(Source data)
########################################
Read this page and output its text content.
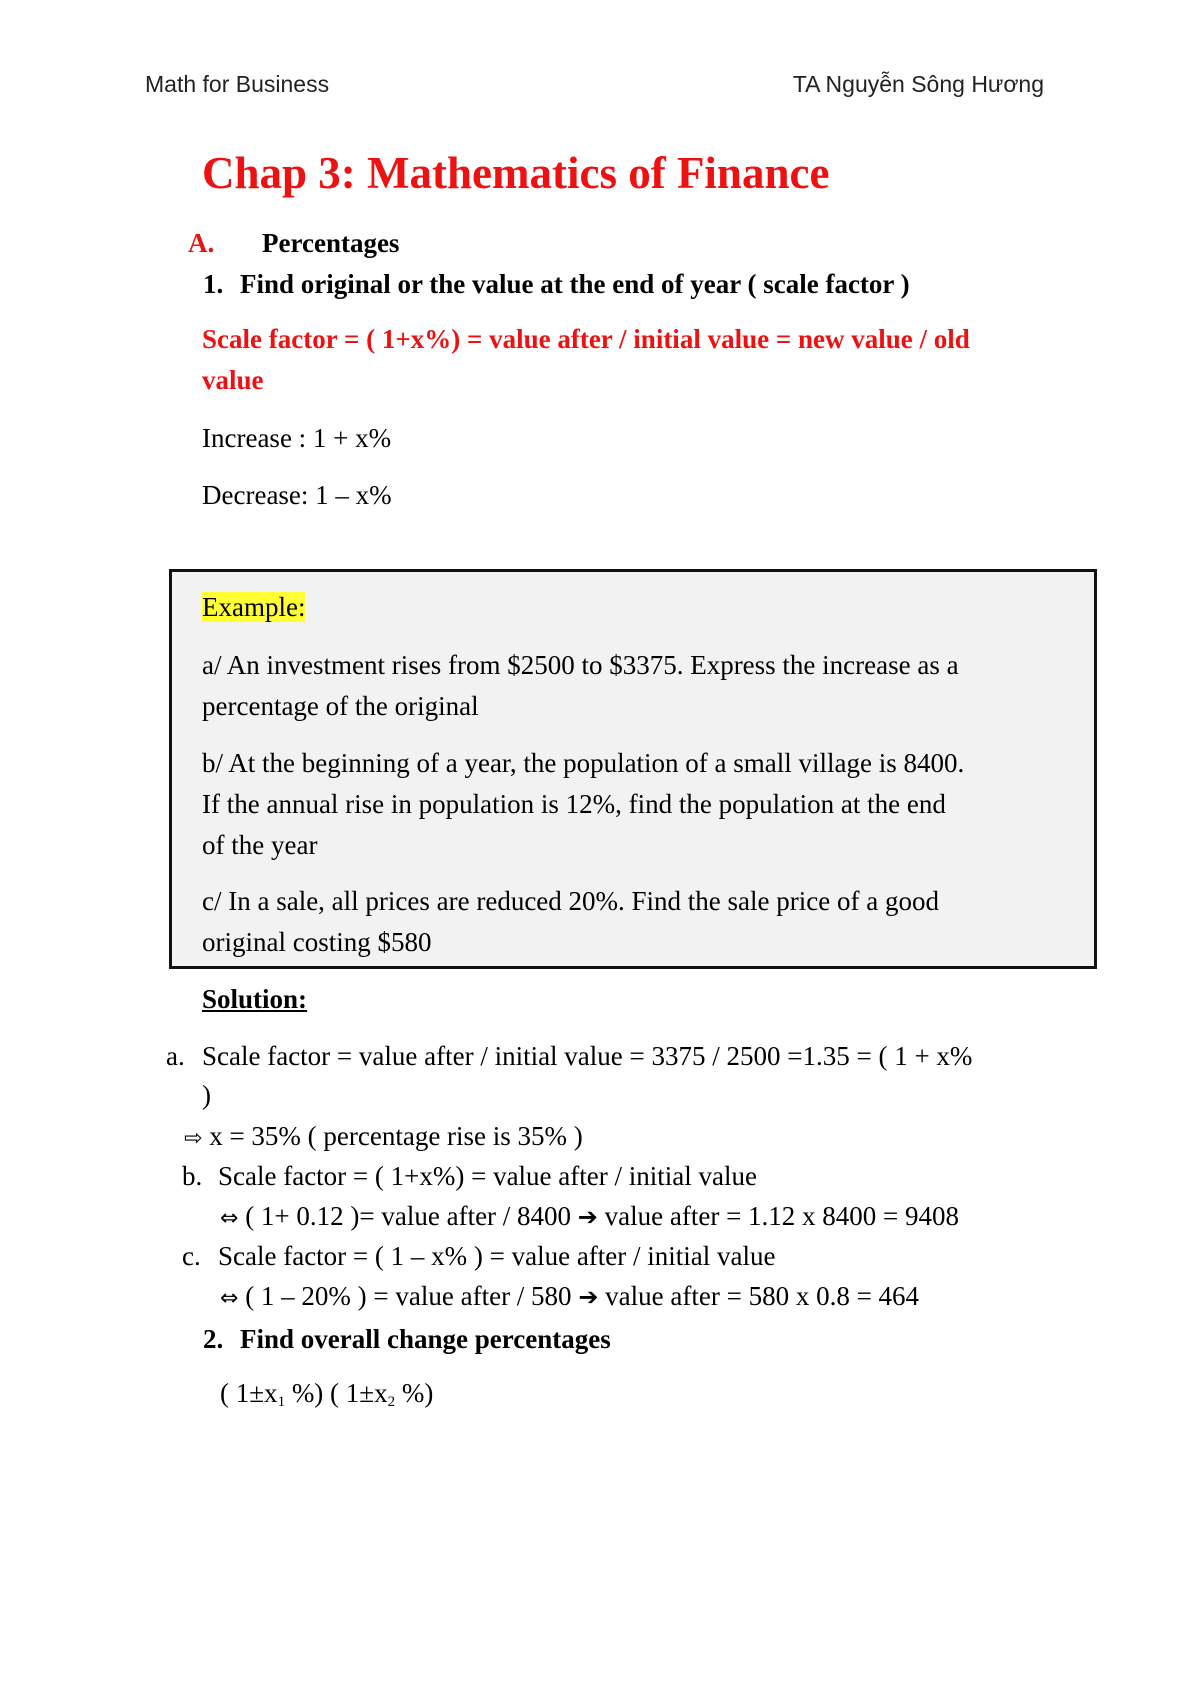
Math for Business	TA Nguyễn Sông Hương
Chap 3: Mathematics of Finance
A. Percentages
1. Find original or the value at the end of year ( scale factor )
Scale factor = ( 1+x%) = value after / initial value = new value / old
value
Increase : 1 + x%
Decrease: 1 – x%
Example:
a/ An investment rises from $2500 to $3375. Express the increase as a
percentage of the original
b/ At the beginning of a year, the population of a small village is 8400.
If the annual rise in population is 12%, find the population at the end
of the year
c/ In a sale, all prices are reduced 20%. Find the sale price of a good
original costing $580
Solution:
a. Scale factor = value after / initial value = 3375 / 2500 =1.35 = ( 1 + x%
)
⇨ x = 35% ( percentage rise is 35% )
b. Scale factor = ( 1+x%) = value after / initial value
⇔ ( 1+ 0.12 )= value after / 8400 ➔ value after = 1.12 x 8400 = 9408
c. Scale factor = ( 1 – x% ) = value after / initial value
⇔ ( 1 – 20% ) = value after / 580 ➔ value after = 580 x 0.8 = 464
2. Find overall change percentages
( $1\pm x_1$ %) ( $1\pm x_2$ %)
########################################
[WORK TO DO] Set down all the entries exactly as they appear, but skip any pictures.

[RESPONSE FOR THIS EXERCISE]
Read this page and output its text content.
Math for Business	TA Nguyễn Sông Hương
Chap 3: Mathematics of Finance
A. Percentages
1. Find original or the value at the end of year ( scale factor )
Scale factor = ( 1+x%) = value after / initial value = new value / old
value
Increase : 1 + x%
Decrease: 1 – x%
Example:
a/ An investment rises from $2500 to $3375. Express the increase as a
percentage of the original
b/ At the beginning of a year, the population of a small village is 8400.
If the annual rise in population is 12%, find the population at the end
of the year
c/ In a sale, all prices are reduced 20%. Find the sale price of a good
original costing $580
Solution:
a. Scale factor = value after / initial value = 3375 / 2500 =1.35 = ( 1 + x%
)
⇨ x = 35% ( percentage rise is 35% )
b. Scale factor = ( 1+x%) = value after / initial value
⇔ ( 1+ 0.12 )= value after / 8400 ➔ value after = 1.12 x 8400 = 9408
c. Scale factor = ( 1 – x% ) = value after / initial value
⇔ ( 1 – 20% ) = value after / 580 ➔ value after = 580 x 0.8 = 464
2. Find overall change percentages
( $1\pm x_1$ %) ( $1\pm x_2$ %)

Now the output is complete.